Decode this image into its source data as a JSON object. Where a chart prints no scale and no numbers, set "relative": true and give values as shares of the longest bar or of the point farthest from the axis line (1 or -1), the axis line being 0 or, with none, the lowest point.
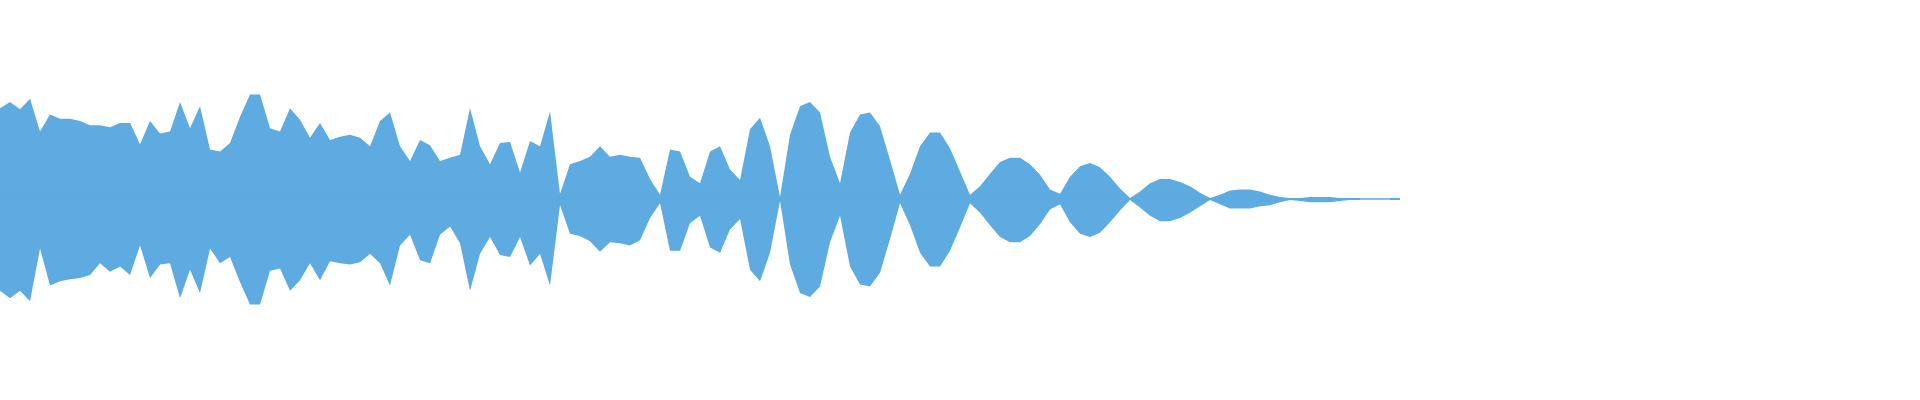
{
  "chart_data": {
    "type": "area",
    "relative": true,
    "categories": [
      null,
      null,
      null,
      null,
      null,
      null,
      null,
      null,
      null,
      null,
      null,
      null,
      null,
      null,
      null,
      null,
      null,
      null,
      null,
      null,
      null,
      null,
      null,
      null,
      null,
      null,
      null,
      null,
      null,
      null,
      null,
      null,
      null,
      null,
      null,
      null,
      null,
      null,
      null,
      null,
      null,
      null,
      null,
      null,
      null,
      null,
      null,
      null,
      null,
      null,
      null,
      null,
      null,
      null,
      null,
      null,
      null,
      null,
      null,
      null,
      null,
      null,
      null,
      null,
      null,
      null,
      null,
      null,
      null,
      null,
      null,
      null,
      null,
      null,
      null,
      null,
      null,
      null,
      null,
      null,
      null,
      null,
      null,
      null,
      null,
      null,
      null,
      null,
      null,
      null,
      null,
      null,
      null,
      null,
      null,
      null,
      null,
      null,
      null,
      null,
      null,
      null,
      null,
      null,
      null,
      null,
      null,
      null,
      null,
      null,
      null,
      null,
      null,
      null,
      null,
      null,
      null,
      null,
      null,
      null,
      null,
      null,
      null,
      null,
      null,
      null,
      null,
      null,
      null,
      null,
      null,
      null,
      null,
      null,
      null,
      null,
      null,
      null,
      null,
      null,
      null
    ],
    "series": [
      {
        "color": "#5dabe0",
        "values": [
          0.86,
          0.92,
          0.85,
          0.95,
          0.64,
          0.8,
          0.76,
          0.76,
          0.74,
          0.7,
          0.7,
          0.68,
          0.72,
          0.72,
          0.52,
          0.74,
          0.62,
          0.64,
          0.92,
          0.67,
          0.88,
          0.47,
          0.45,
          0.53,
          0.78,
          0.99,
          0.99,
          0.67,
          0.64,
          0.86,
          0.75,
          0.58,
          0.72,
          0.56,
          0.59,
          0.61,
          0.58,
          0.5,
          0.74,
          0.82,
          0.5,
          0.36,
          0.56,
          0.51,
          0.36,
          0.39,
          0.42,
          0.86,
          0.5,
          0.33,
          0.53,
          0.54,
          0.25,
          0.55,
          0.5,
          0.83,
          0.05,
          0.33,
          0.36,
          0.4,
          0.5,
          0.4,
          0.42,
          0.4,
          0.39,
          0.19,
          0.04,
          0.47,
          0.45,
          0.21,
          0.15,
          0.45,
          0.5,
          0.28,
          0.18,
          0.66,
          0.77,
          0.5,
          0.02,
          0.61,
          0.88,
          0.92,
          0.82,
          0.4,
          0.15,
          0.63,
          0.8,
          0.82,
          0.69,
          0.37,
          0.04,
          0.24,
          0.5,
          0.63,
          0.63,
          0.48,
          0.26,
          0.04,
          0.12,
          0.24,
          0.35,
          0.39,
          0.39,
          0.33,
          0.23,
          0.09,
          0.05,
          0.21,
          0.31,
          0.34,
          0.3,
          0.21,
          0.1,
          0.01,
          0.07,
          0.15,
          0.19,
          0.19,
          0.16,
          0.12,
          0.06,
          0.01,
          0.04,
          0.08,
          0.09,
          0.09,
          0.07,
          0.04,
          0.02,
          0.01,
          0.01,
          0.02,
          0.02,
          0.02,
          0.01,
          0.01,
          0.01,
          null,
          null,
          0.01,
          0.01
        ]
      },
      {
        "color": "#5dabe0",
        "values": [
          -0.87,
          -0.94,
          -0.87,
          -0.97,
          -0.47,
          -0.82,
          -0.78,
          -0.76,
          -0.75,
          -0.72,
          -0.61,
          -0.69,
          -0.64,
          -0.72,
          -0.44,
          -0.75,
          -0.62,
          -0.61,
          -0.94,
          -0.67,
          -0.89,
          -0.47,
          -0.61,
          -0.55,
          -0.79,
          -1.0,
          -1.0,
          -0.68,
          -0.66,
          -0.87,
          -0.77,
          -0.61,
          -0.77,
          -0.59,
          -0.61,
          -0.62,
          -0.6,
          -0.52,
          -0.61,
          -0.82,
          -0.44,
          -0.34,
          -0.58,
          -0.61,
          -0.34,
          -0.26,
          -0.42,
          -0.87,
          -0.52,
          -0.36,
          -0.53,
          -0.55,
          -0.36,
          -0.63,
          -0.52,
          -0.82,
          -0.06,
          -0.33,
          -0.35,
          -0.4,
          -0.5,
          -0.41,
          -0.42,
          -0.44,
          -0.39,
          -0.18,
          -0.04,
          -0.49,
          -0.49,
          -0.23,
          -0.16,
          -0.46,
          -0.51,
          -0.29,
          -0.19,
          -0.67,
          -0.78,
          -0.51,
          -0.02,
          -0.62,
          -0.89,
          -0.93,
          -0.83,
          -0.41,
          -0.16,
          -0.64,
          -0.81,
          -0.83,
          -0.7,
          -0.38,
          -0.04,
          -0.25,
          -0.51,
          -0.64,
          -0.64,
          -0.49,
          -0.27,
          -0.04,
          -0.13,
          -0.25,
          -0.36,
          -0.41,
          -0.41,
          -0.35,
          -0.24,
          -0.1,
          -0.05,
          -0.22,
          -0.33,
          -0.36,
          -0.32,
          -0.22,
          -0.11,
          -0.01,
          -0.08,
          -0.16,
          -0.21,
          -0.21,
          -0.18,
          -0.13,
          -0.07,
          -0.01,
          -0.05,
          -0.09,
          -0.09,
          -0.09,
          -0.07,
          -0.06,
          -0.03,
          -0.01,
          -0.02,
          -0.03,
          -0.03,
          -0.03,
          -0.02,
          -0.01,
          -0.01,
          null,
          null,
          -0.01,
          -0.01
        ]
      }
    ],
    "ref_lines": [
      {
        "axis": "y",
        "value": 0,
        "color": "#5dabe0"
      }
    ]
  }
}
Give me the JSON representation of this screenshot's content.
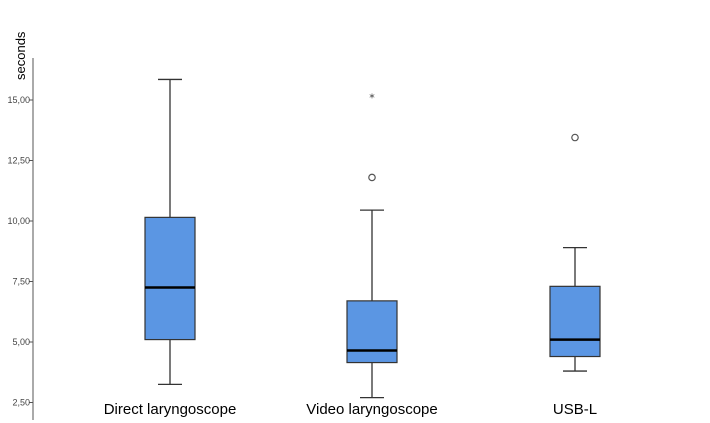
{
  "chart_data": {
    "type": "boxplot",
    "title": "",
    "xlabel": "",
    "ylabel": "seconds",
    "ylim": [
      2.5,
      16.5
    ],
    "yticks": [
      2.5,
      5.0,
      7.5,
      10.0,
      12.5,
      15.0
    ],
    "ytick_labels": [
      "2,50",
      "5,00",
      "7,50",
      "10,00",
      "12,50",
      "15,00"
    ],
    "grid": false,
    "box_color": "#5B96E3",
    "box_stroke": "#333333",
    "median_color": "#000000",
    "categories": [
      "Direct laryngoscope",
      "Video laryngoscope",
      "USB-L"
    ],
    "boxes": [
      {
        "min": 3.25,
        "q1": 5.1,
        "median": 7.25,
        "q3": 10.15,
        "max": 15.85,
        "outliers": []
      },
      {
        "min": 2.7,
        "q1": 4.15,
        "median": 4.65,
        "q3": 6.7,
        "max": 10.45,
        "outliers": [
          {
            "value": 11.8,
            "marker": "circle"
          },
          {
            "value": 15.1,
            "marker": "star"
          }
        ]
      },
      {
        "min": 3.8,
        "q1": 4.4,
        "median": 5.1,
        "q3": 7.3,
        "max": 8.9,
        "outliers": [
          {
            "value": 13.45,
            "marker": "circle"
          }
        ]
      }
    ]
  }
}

_Set task_
Using the entries above, find all lines with "relative". Copy them.

_Solution to this problem_
Decode this image into its source data as a JSON object. Where a chart prints no scale and no numbers, set "relative": true and give values as shares of the longest bar or of the point farthest from the axis line (1 or -1), the axis line being 0 or, with none, the lowest point.
    "relative": true,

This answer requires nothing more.